*What is required*
Write out the entries again exactly as they are given.

*Excerpted data*

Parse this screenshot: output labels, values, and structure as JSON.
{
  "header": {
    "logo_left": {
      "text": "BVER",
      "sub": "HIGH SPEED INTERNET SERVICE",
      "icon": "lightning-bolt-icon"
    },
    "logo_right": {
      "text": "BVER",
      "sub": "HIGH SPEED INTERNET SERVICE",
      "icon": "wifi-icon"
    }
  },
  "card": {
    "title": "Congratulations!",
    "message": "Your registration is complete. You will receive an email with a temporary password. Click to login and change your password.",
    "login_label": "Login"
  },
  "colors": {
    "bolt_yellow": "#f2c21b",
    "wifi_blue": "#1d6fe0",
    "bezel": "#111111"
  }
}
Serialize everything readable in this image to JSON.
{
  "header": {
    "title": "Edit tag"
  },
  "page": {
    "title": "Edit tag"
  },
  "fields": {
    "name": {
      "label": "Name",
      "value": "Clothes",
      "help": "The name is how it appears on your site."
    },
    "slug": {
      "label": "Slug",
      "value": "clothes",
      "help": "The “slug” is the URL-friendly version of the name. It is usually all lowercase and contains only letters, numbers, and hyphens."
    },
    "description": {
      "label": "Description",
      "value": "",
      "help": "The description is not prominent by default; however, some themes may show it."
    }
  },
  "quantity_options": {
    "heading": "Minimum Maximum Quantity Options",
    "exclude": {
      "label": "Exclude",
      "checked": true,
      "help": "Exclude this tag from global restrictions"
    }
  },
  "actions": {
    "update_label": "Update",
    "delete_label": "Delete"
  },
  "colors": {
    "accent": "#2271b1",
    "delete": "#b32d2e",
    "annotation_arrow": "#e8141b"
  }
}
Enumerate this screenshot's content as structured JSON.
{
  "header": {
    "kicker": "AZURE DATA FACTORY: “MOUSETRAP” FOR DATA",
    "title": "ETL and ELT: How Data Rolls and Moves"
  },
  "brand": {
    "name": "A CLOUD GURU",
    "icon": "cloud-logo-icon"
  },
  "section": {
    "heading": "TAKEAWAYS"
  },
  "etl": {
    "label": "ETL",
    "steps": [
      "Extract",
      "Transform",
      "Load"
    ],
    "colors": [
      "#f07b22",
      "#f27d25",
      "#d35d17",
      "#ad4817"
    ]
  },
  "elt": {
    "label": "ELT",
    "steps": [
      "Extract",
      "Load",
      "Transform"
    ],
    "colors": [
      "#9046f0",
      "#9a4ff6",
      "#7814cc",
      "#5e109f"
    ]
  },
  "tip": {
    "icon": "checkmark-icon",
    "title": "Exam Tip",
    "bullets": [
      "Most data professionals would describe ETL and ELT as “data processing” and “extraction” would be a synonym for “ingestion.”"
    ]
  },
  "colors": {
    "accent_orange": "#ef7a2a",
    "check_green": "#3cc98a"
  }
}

*Exercise output*
Parse this screenshot: output labels, values, and structure as JSON.
{
  "header": {
    "logo_left": {
      "text": "BVER",
      "sub": "HIGH SPEED INTERNET SERVICE",
      "icon": "lightning-bolt-icon"
    },
    "logo_right": {
      "text": "BVER",
      "sub": "HIGH SPEED INTERNET SERVICE",
      "icon": "wifi-icon"
    }
  },
  "card": {
    "title": "Congratulations!",
    "message": "Your registration is complete. You will receive an email with a temporary password. Click to login and change your password.",
    "login_label": "Login"
  },
  "colors": {
    "bolt_yellow": "#f2c21b",
    "wifi_blue": "#1d6fe0",
    "bezel": "#111111"
  }
}
Serialize everything readable in this image to JSON.
{
  "header": {
    "title": "Edit tag"
  },
  "page": {
    "title": "Edit tag"
  },
  "fields": {
    "name": {
      "label": "Name",
      "value": "Clothes",
      "help": "The name is how it appears on your site."
    },
    "slug": {
      "label": "Slug",
      "value": "clothes",
      "help": "The “slug” is the URL-friendly version of the name. It is usually all lowercase and contains only letters, numbers, and hyphens."
    },
    "description": {
      "label": "Description",
      "value": "",
      "help": "The description is not prominent by default; however, some themes may show it."
    }
  },
  "quantity_options": {
    "heading": "Minimum Maximum Quantity Options",
    "exclude": {
      "label": "Exclude",
      "checked": true,
      "help": "Exclude this tag from global restrictions"
    }
  },
  "actions": {
    "update_label": "Update",
    "delete_label": "Delete"
  },
  "colors": {
    "accent": "#2271b1",
    "delete": "#b32d2e",
    "annotation_arrow": "#e8141b"
  }
}
Enumerate this screenshot's content as structured JSON.
{
  "header": {
    "kicker": "AZURE DATA FACTORY: “MOUSETRAP” FOR DATA",
    "title": "ETL and ELT: How Data Rolls and Moves"
  },
  "brand": {
    "name": "A CLOUD GURU",
    "icon": "cloud-logo-icon"
  },
  "section": {
    "heading": "TAKEAWAYS"
  },
  "etl": {
    "label": "ETL",
    "steps": [
      "Extract",
      "Transform",
      "Load"
    ],
    "colors": [
      "#f07b22",
      "#f27d25",
      "#d35d17",
      "#ad4817"
    ]
  },
  "elt": {
    "label": "ELT",
    "steps": [
      "Extract",
      "Load",
      "Transform"
    ],
    "colors": [
      "#9046f0",
      "#9a4ff6",
      "#7814cc",
      "#5e109f"
    ]
  },
  "tip": {
    "icon": "checkmark-icon",
    "title": "Exam Tip",
    "bullets": [
      "Most data professionals would describe ETL and ELT as “data processing” and “extraction” would be a synonym for “ingestion.”"
    ]
  },
  "colors": {
    "accent_orange": "#ef7a2a",
    "check_green": "#3cc98a"
  }
}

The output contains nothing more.